■ READING TEXT ■
I normally parse this input into a linked list or some such wizardry. For your convinience I have made available my CGI Variable Wrapper for C++ which provides IMHO a simple and easy way of getting hold of user input. The code to decode url strings is provided as part of this package and I shan't bother to list it seperately here (it's in the StringLoad() method in the cgi_interface.cpp file).

6. More Advanced Topics

Redirection
With CGI it is possible to pass the browser a re-direct as part of the header (as an alternative to using meta http-equiv methods). This will automatically redirect the browser to the alternative page and display nothing of the source page (most browsers provide the option to prompt when a redirect is encountered but most have this disabled by default). To cause the browser to redirect simply send the header:

Location: http://www.fullurl.here

And then exit your program. If you want the users to see a message first (for example to inform them the URL they're using is out of date), a delayed http-equiv refresh is a much better option.

URL Encoding a String
URL Encoding a string is quite simple - you must replace certain special characters with their hex codes (or optionally a + sign for space). The hex codes are prefixed by a % sign. Special characters would be those that could confuse the parsing of the input URL. I ensure I encode the following (god knows if it's a full list): ampersand (&), space, plus (+), quotation marks (") and question marks (?). So:

hello "there" world would URL encode into:
hello+%23there%23+world

Please note that I provide free of charge my most cantankerous and Heath Robinson inspired CGI Wrapper which will handle this and much for for you, details of which can be found here. A full list of ASCII characters and their decimal and hex codes is provided in the reference section of this site.

Real Time User Interaction/Validation
If you want the ability to deal with the user in real-time (for example show a popup warning of a range violation when a user tabs out of an input field or to force an input format), you need to rely on some form of client executed system such as JavaScript. Using client executed code allows you to do all sorts of funky things which I shan't go into detail on here.

You have basically four choices: a full blown Java Applet, JavaScript, JScript (Microsoft's bastard interpretation of JavaScript) or VBScript (Microsoft's bastard implementation of a wannabe JavaScript). My preference would be to use JavaScript (even modern MSIE browsers fully support it).

Cookies
Cookies are a method to store persistant data with the client. The system must be suppored by both the client (and enabled; there is much hype over a few relatively minor security considerations about cookies) and the web server (most do). Much information on exactly how this works with different browsers etc... can be found on the Internet. For the purposes of this brief document you only need to know the following:
Cookies are set with a header (before the Content) of the format:

Set-Cookie: name=value; expires=date; path=path; domain=domain; secure

Only the name=value bit is required and can contain anything other than semi-colons or whitespace. Expires is obvious, path the path on the server the cookie relates to (is provided to) i.e. /cgi-bin/ and domain is the domain the cookie relates to (is provided to) i.e. www.company.com or .company.com to provide it to www and www2.company.com).

Cookies are read via the HTTP_COOKIE environment variable and come in one long string of the format:

var1=value; var2=value; var3=value

If a cookie is set more than once (this can happen if, for example, the same cookie name is set for both .company.com and www.company.com - both are seen as seperate cookies by the browser but both are valid and provided to a request to www.company.com) it will appear twice (or however many times) in the list. By default (Firefox and IE with Apache) the cookie is valid for the FQDN of the webserver, for the directory the script that set it came from and for the duration of this session (usually until browser closes).

As of 2.06 onwards my C++ CGI Wrapper has some rudimentary cookie support.

■ DATA PROVIDED ■
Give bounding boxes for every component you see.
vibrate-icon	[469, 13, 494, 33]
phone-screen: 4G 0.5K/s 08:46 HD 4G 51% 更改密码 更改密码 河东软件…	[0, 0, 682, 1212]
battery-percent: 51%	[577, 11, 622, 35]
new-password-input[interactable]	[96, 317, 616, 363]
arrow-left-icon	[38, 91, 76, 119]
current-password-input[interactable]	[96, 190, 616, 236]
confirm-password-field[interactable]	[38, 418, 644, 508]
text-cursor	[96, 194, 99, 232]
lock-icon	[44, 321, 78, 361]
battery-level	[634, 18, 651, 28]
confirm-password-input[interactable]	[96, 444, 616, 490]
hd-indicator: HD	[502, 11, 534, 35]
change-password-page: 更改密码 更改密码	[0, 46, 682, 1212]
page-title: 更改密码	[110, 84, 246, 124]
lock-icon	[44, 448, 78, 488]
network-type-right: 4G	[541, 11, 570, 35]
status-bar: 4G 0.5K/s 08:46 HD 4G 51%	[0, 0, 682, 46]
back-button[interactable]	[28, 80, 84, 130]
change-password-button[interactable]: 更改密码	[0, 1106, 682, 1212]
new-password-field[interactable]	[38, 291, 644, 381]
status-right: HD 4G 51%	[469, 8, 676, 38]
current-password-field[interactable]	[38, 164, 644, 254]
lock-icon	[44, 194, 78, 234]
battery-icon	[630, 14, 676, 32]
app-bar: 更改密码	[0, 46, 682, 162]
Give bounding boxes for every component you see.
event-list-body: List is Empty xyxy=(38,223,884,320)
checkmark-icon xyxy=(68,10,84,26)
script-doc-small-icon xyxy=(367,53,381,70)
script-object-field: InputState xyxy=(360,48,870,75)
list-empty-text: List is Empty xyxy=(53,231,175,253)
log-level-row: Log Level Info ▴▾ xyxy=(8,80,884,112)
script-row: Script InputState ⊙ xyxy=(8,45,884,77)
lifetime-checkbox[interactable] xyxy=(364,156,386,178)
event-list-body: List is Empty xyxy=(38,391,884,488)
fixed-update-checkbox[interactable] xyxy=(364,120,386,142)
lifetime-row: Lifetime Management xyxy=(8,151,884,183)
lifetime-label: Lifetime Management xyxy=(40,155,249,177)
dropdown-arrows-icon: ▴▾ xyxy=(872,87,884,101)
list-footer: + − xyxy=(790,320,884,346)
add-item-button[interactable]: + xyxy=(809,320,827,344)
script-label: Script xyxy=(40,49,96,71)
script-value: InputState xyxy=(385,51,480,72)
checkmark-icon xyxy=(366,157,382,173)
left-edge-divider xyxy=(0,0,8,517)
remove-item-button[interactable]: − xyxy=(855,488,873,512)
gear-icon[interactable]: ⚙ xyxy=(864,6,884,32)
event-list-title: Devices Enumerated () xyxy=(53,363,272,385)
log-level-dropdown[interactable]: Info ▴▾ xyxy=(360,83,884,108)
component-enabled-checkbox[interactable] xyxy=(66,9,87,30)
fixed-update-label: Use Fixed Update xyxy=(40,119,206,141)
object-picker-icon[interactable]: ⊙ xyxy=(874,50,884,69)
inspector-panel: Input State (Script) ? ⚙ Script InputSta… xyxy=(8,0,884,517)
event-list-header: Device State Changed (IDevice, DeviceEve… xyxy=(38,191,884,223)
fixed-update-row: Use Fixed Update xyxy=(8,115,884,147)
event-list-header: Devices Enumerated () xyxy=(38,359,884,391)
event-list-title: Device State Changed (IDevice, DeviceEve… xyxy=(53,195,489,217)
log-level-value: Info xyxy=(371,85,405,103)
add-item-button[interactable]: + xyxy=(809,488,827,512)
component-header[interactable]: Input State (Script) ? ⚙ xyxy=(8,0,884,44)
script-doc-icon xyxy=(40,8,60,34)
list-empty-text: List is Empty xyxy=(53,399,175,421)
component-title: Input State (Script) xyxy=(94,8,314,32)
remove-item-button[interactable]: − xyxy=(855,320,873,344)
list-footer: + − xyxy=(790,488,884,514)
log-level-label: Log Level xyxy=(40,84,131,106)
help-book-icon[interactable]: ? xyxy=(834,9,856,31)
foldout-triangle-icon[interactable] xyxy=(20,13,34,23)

■ EXERCISE OBJECTIVE ■
In the CGI text, rewrite the paragraph beginning "If a cookie is set more than once" as a short bulleted list that keeps its main facts. The listing is separate material and is unrelated to the CGI text.

■ TASK ANSWER ■
- A cookie set more than once appears in the list as many times as it was set. For example, the same name might be set for both .company.com and www.company.com.
- The browser treats such cookies as separate, but all of them are valid and are sent with a request to www.company.com.
- By default (Firefox and IE with Apache), a cookie is valid for the web server's FQDN.
- It is also valid for the directory of the script that set it.
- It lasts for the current session, usually until the browser closes.